__Given request__
Go through the records and give each one again exactly.

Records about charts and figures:
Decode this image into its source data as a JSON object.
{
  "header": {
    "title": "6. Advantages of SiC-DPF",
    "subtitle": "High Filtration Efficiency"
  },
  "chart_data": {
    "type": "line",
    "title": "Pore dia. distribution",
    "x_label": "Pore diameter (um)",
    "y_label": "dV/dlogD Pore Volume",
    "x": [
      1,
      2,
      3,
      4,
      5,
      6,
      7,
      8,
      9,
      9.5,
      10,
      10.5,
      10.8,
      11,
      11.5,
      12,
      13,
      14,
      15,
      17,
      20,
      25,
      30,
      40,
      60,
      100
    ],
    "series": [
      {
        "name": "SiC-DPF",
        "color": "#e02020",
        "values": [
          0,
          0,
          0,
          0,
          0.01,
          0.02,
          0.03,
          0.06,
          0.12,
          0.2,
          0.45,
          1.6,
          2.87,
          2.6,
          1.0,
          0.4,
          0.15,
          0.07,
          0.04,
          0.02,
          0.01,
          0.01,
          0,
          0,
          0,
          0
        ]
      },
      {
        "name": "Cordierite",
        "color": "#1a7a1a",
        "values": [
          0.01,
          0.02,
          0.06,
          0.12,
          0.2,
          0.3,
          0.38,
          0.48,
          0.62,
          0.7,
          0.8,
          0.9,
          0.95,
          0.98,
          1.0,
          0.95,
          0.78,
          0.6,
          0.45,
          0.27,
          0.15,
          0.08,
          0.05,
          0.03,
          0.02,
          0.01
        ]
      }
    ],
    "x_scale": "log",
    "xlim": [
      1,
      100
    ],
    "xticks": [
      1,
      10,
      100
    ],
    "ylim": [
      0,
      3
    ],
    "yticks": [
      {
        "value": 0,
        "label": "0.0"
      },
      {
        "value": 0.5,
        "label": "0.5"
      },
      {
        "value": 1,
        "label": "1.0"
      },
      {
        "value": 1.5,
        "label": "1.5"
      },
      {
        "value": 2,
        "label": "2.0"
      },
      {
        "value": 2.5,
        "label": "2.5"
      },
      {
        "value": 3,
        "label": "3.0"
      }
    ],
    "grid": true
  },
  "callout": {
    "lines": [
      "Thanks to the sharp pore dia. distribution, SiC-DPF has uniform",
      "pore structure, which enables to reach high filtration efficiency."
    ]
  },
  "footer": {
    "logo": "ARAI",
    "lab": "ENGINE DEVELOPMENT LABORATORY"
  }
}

__Complete response__
Decode this image into its source data as a JSON object.
{
  "header": {
    "title": "6. Advantages of SiC-DPF",
    "subtitle": "High Filtration Efficiency"
  },
  "chart_data": {
    "type": "line",
    "title": "Pore dia. distribution",
    "x_label": "Pore diameter (um)",
    "y_label": "dV/dlogD Pore Volume",
    "x": [
      1,
      2,
      3,
      4,
      5,
      6,
      7,
      8,
      9,
      9.5,
      10,
      10.5,
      10.8,
      11,
      11.5,
      12,
      13,
      14,
      15,
      17,
      20,
      25,
      30,
      40,
      60,
      100
    ],
    "series": [
      {
        "name": "SiC-DPF",
        "color": "#e02020",
        "values": [
          0,
          0,
          0,
          0,
          0.01,
          0.02,
          0.03,
          0.06,
          0.12,
          0.2,
          0.45,
          1.6,
          2.87,
          2.6,
          1.0,
          0.4,
          0.15,
          0.07,
          0.04,
          0.02,
          0.01,
          0.01,
          0,
          0,
          0,
          0
        ]
      },
      {
        "name": "Cordierite",
        "color": "#1a7a1a",
        "values": [
          0.01,
          0.02,
          0.06,
          0.12,
          0.2,
          0.3,
          0.38,
          0.48,
          0.62,
          0.7,
          0.8,
          0.9,
          0.95,
          0.98,
          1.0,
          0.95,
          0.78,
          0.6,
          0.45,
          0.27,
          0.15,
          0.08,
          0.05,
          0.03,
          0.02,
          0.01
        ]
      }
    ],
    "x_scale": "log",
    "xlim": [
      1,
      100
    ],
    "xticks": [
      1,
      10,
      100
    ],
    "ylim": [
      0,
      3
    ],
    "yticks": [
      {
        "value": 0,
        "label": "0.0"
      },
      {
        "value": 0.5,
        "label": "0.5"
      },
      {
        "value": 1,
        "label": "1.0"
      },
      {
        "value": 1.5,
        "label": "1.5"
      },
      {
        "value": 2,
        "label": "2.0"
      },
      {
        "value": 2.5,
        "label": "2.5"
      },
      {
        "value": 3,
        "label": "3.0"
      }
    ],
    "grid": true
  },
  "callout": {
    "lines": [
      "Thanks to the sharp pore dia. distribution, SiC-DPF has uniform",
      "pore structure, which enables to reach high filtration efficiency."
    ]
  },
  "footer": {
    "logo": "ARAI",
    "lab": "ENGINE DEVELOPMENT LABORATORY"
  }
}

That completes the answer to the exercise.